Within the listing below, locate all lines containing the word "Gerter". Copy each one.
▬▬▬
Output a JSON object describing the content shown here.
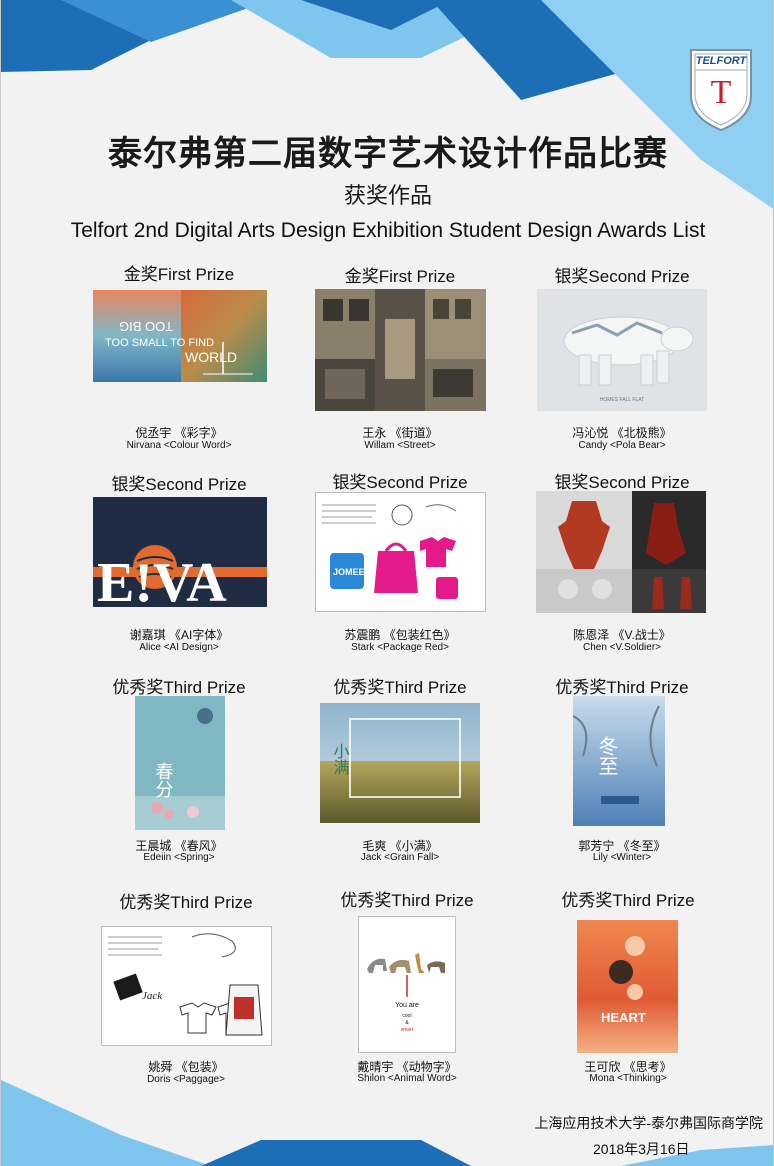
{
  "header": {
    "title_cn": "泰尔弗第二届数字艺术设计作品比赛",
    "subtitle_cn": "获奖作品",
    "subtitle_en": "Telfort 2nd Digital Arts Design Exhibition Student Design Awards List"
  },
  "logo": {
    "text": "TELFORT",
    "letter": "T",
    "icon": "telfort-shield-logo"
  },
  "colors": {
    "accent_dark": "#1c6fb5",
    "accent_light": "#7fc6ee",
    "logo_red": "#c8202a"
  },
  "awards": [
    {
      "prize": "金奖First Prize",
      "author": "倪丞宇 《彩字》",
      "work": "Nirvana <Colour Word>"
    },
    {
      "prize": "金奖First Prize",
      "author": "王永 《街道》",
      "work": "Willam <Street>"
    },
    {
      "prize": "银奖Second Prize",
      "author": "冯沁悦 《北极熊》",
      "work": "Candy <Pola Bear>"
    },
    {
      "prize": "银奖Second Prize",
      "author": "谢嘉琪 《AI字体》",
      "work": "Alice <AI Design>"
    },
    {
      "prize": "银奖Second Prize",
      "author": "苏震鹏 《包装红色》",
      "work": "Stark <Package Red>"
    },
    {
      "prize": "银奖Second Prize",
      "author": "陈恩泽 《V.战士》",
      "work": "Chen <V.Soldier>"
    },
    {
      "prize": "优秀奖Third Prize",
      "author": "王晨城 《春风》",
      "work": "Edeiin <Spring>"
    },
    {
      "prize": "优秀奖Third Prize",
      "author": "毛爽 《小满》",
      "work": "Jack <Grain Fall>"
    },
    {
      "prize": "优秀奖Third Prize",
      "author": "郭芳宁 《冬至》",
      "work": "Lily <Winter>"
    },
    {
      "prize": "优秀奖Third Prize",
      "author": "姚舜 《包装》",
      "work": "Doris <Paggage>"
    },
    {
      "prize": "优秀奖Third Prize",
      "author": "戴晴宇 《动物字》",
      "work": "Shilon <Animal Word>"
    },
    {
      "prize": "优秀奖Third Prize",
      "author": "王可欣 《思考》",
      "work": "Mona <Thinking>"
    }
  ],
  "artwork_text": {
    "colour_word": [
      "TOO SMALL TO FIND",
      "TOO BIG",
      "WORLD"
    ],
    "ai_design": "E!VA",
    "package_brand": "JOMEES",
    "spring_char": "春分",
    "grain_char": "小满",
    "winter_char": "冬至",
    "animal_word": [
      "You are",
      "cool",
      "&",
      "smart"
    ],
    "thinking_word": "HEART",
    "pola_bear_caption": "HOMES FALL FLAT",
    "package_jack": "Jack"
  },
  "footer": {
    "org": "上海应用技术大学-泰尔弗国际商学院",
    "date": "2018年3月16日"
  }
}
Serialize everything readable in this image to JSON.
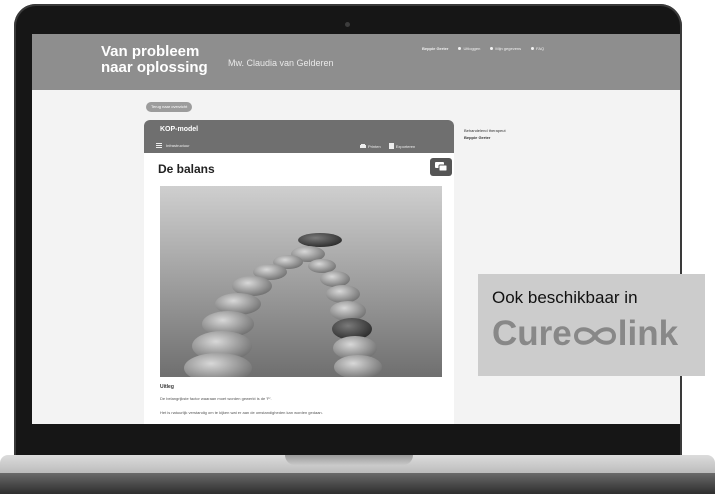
{
  "header": {
    "title": "Van probleem naar oplossing",
    "client_name": "Mw. Claudia van Gelderen",
    "user": "Beppie Gerter",
    "nav": [
      "Uitloggen",
      "Mijn gegevens",
      "FAQ"
    ]
  },
  "back_button": "Terug naar overzicht",
  "card": {
    "title": "KOP-model",
    "subtitle": "Infrastructuur",
    "actions": [
      "Printen",
      "Exporteren"
    ],
    "lesson_title": "De balans",
    "section": "Uitleg",
    "paragraphs": [
      "De belangrijkste factor waaraan moet worden gewerkt is de 'P'.",
      "Het is natuurlijk verstandig om te kijken wat er aan de omstandigheden kan worden gedaan."
    ]
  },
  "therapist": {
    "label": "Behandelend therapeut",
    "name": "Beppie Gerter"
  },
  "promo": {
    "line": "Ook beschikbaar in",
    "brand_left": "Cure",
    "brand_right": "link"
  },
  "icons": {
    "list": "list-icon",
    "print": "printer-icon",
    "export": "export-icon",
    "chat": "chat-icon",
    "logo": "infinity-icon"
  },
  "colors": {
    "header": "#8e8e8e",
    "card_header": "#6f6f6f",
    "promo_bg": "#cccccc",
    "brand": "#888888"
  }
}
▬▬▬
_Complete answer_.
    "user": "Beppie Gerter",
    "name": "Beppie Gerter"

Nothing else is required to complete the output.